— BEGIN —
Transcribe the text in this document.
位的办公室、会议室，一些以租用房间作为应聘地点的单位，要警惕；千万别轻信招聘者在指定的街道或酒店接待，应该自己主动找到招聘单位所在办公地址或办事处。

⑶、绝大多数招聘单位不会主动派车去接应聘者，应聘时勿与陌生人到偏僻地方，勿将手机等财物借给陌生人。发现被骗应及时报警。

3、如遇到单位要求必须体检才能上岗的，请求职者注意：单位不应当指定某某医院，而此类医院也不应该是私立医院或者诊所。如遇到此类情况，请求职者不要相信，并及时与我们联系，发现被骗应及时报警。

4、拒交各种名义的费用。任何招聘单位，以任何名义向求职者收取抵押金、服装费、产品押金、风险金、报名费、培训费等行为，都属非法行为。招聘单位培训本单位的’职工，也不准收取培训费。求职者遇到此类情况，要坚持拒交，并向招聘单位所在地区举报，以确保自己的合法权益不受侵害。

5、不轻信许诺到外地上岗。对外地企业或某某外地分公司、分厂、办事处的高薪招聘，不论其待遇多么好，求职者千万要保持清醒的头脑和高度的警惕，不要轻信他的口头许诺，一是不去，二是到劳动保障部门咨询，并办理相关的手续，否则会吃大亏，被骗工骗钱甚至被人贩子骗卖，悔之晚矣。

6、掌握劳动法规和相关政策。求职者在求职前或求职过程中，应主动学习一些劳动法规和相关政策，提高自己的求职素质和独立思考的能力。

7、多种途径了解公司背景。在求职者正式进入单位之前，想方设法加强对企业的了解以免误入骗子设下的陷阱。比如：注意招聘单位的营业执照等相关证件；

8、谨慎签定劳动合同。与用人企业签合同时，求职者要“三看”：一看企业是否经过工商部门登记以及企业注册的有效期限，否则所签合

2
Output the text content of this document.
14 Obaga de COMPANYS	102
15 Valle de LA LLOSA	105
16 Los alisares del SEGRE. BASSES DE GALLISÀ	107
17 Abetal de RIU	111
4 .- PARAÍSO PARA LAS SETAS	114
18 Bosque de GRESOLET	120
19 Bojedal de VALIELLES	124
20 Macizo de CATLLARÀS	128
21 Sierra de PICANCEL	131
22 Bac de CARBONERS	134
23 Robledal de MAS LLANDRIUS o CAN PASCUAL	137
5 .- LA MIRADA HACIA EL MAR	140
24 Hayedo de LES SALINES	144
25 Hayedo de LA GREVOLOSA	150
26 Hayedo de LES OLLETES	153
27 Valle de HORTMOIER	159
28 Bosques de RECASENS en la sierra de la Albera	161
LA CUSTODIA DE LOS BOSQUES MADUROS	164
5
— END —
SHORT EXERCISE:
Write out the entries in full, exactly as given.

RESPONSE TO THIS TASK:
Transcribe the text in this document.
位的办公室、会议室，一些以租用房间作为应聘地点的单位，要警惕；千万别轻信招聘者在指定的街道或酒店接待，应该自己主动找到招聘单位所在办公地址或办事处。

⑶、绝大多数招聘单位不会主动派车去接应聘者，应聘时勿与陌生人到偏僻地方，勿将手机等财物借给陌生人。发现被骗应及时报警。

3、如遇到单位要求必须体检才能上岗的，请求职者注意：单位不应当指定某某医院，而此类医院也不应该是私立医院或者诊所。如遇到此类情况，请求职者不要相信，并及时与我们联系，发现被骗应及时报警。

4、拒交各种名义的费用。任何招聘单位，以任何名义向求职者收取抵押金、服装费、产品押金、风险金、报名费、培训费等行为，都属非法行为。招聘单位培训本单位的’职工，也不准收取培训费。求职者遇到此类情况，要坚持拒交，并向招聘单位所在地区举报，以确保自己的合法权益不受侵害。

5、不轻信许诺到外地上岗。对外地企业或某某外地分公司、分厂、办事处的高薪招聘，不论其待遇多么好，求职者千万要保持清醒的头脑和高度的警惕，不要轻信他的口头许诺，一是不去，二是到劳动保障部门咨询，并办理相关的手续，否则会吃大亏，被骗工骗钱甚至被人贩子骗卖，悔之晚矣。

6、掌握劳动法规和相关政策。求职者在求职前或求职过程中，应主动学习一些劳动法规和相关政策，提高自己的求职素质和独立思考的能力。

7、多种途径了解公司背景。在求职者正式进入单位之前，想方设法加强对企业的了解以免误入骗子设下的陷阱。比如：注意招聘单位的营业执照等相关证件；

8、谨慎签定劳动合同。与用人企业签合同时，求职者要“三看”：一看企业是否经过工商部门登记以及企业注册的有效期限，否则所签合

2
Output the text content of this document.
14 Obaga de COMPANYS	102
15 Valle de LA LLOSA	105
16 Los alisares del SEGRE. BASSES DE GALLISÀ	107
17 Abetal de RIU	111
4 .- PARAÍSO PARA LAS SETAS	114
18 Bosque de GRESOLET	120
19 Bojedal de VALIELLES	124
20 Macizo de CATLLARÀS	128
21 Sierra de PICANCEL	131
22 Bac de CARBONERS	134
23 Robledal de MAS LLANDRIUS o CAN PASCUAL	137
5 .- LA MIRADA HACIA EL MAR	140
24 Hayedo de LES SALINES	144
25 Hayedo de LA GREVOLOSA	150
26 Hayedo de LES OLLETES	153
27 Valle de HORTMOIER	159
28 Bosques de RECASENS en la sierra de la Albera	161
LA CUSTODIA DE LOS BOSQUES MADUROS	164
5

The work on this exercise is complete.